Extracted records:

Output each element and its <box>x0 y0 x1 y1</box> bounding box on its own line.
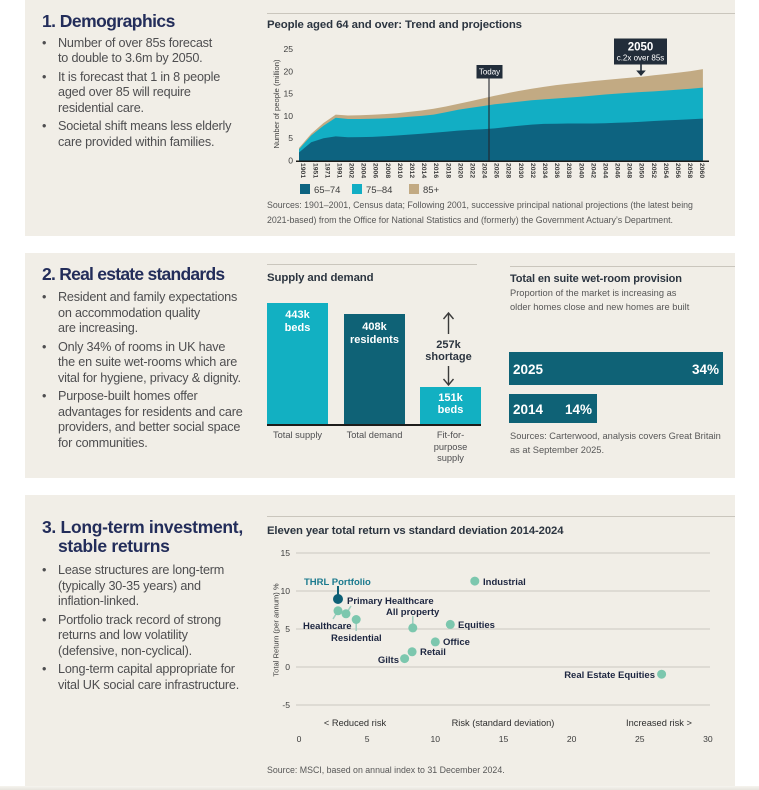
svg-text:Equities: Equities <box>458 620 495 631</box>
svg-text:2058: 2058 <box>686 163 693 178</box>
svg-text:2022: 2022 <box>469 163 476 178</box>
svg-text:Industrial: Industrial <box>483 577 526 588</box>
svg-text:0: 0 <box>285 662 290 672</box>
svg-text:2048: 2048 <box>626 163 633 178</box>
svg-text:15: 15 <box>283 89 293 99</box>
svg-text:25: 25 <box>283 44 293 54</box>
svg-text:1901: 1901 <box>299 163 306 178</box>
svg-text:2052: 2052 <box>650 163 657 178</box>
svg-text:2020: 2020 <box>456 163 463 178</box>
svg-text:2050: 2050 <box>638 163 645 178</box>
svg-text:20: 20 <box>567 734 577 744</box>
svg-text:2030: 2030 <box>517 163 524 178</box>
svg-text:2018: 2018 <box>444 163 451 178</box>
svg-text:15: 15 <box>280 548 290 558</box>
svg-text:2040: 2040 <box>577 163 584 178</box>
svg-text:Today: Today <box>479 68 500 77</box>
svg-text:10: 10 <box>431 734 441 744</box>
svg-text:5: 5 <box>365 734 370 744</box>
svg-text:1951: 1951 <box>311 163 318 178</box>
svg-text:2012: 2012 <box>408 163 415 178</box>
svg-text:Healthcare: Healthcare <box>303 621 352 632</box>
svg-text:2008: 2008 <box>384 163 391 178</box>
svg-text:1971: 1971 <box>323 163 330 178</box>
svg-text:c.2x over 85s: c.2x over 85s <box>617 54 665 63</box>
svg-text:All property: All property <box>386 607 440 618</box>
svg-text:Increased risk >: Increased risk > <box>626 718 692 728</box>
svg-text:2044: 2044 <box>601 163 608 178</box>
svg-text:Primary Healthcare: Primary Healthcare <box>347 596 434 607</box>
svg-text:20: 20 <box>283 66 293 76</box>
svg-text:0: 0 <box>297 734 302 744</box>
svg-text:2034: 2034 <box>541 163 548 178</box>
svg-text:10: 10 <box>280 586 290 596</box>
svg-text:2014: 2014 <box>420 163 427 178</box>
svg-text:Gilts: Gilts <box>378 655 399 666</box>
svg-text:Residential: Residential <box>331 633 382 644</box>
svg-text:2016: 2016 <box>432 163 439 178</box>
svg-text:2038: 2038 <box>565 163 572 178</box>
svg-text:< Reduced risk: < Reduced risk <box>324 718 387 728</box>
svg-text:2054: 2054 <box>662 163 669 178</box>
svg-text:2024: 2024 <box>481 163 488 178</box>
svg-text:-5: -5 <box>282 700 290 710</box>
svg-text:2046: 2046 <box>614 163 621 178</box>
svg-text:2002: 2002 <box>348 163 355 178</box>
svg-text:5: 5 <box>288 133 293 143</box>
svg-text:5: 5 <box>285 624 290 634</box>
svg-text:2028: 2028 <box>505 163 512 178</box>
svg-text:Retail: Retail <box>420 647 446 658</box>
svg-text:2060: 2060 <box>698 163 705 178</box>
svg-text:2026: 2026 <box>493 163 500 178</box>
svg-text:0: 0 <box>288 156 293 166</box>
svg-text:Office: Office <box>443 637 470 648</box>
svg-text:2056: 2056 <box>674 163 681 178</box>
svg-text:2032: 2032 <box>529 163 536 178</box>
svg-text:30: 30 <box>703 734 713 744</box>
svg-text:10: 10 <box>283 111 293 121</box>
svg-text:25: 25 <box>635 734 645 744</box>
svg-text:2036: 2036 <box>553 163 560 178</box>
svg-text:2010: 2010 <box>396 163 403 178</box>
svg-text:1991: 1991 <box>336 163 343 178</box>
svg-text:Risk (standard deviation): Risk (standard deviation) <box>452 718 555 728</box>
svg-text:Number of people (million): Number of people (million) <box>272 59 281 149</box>
svg-text:THRL Portfolio: THRL Portfolio <box>304 577 371 588</box>
svg-text:2042: 2042 <box>589 163 596 178</box>
svg-text:Total Return (per annum) %: Total Return (per annum) % <box>272 583 281 677</box>
svg-text:2050: 2050 <box>628 42 654 54</box>
svg-text:2006: 2006 <box>372 163 379 178</box>
svg-text:Real Estate Equities: Real Estate Equities <box>564 670 655 681</box>
svg-text:15: 15 <box>499 734 509 744</box>
svg-text:2004: 2004 <box>360 163 367 178</box>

(Task requirements): Tally the lines of the data that contain the string "Equities", matching case exactly. Give only the number.

(Solution for this problem): 2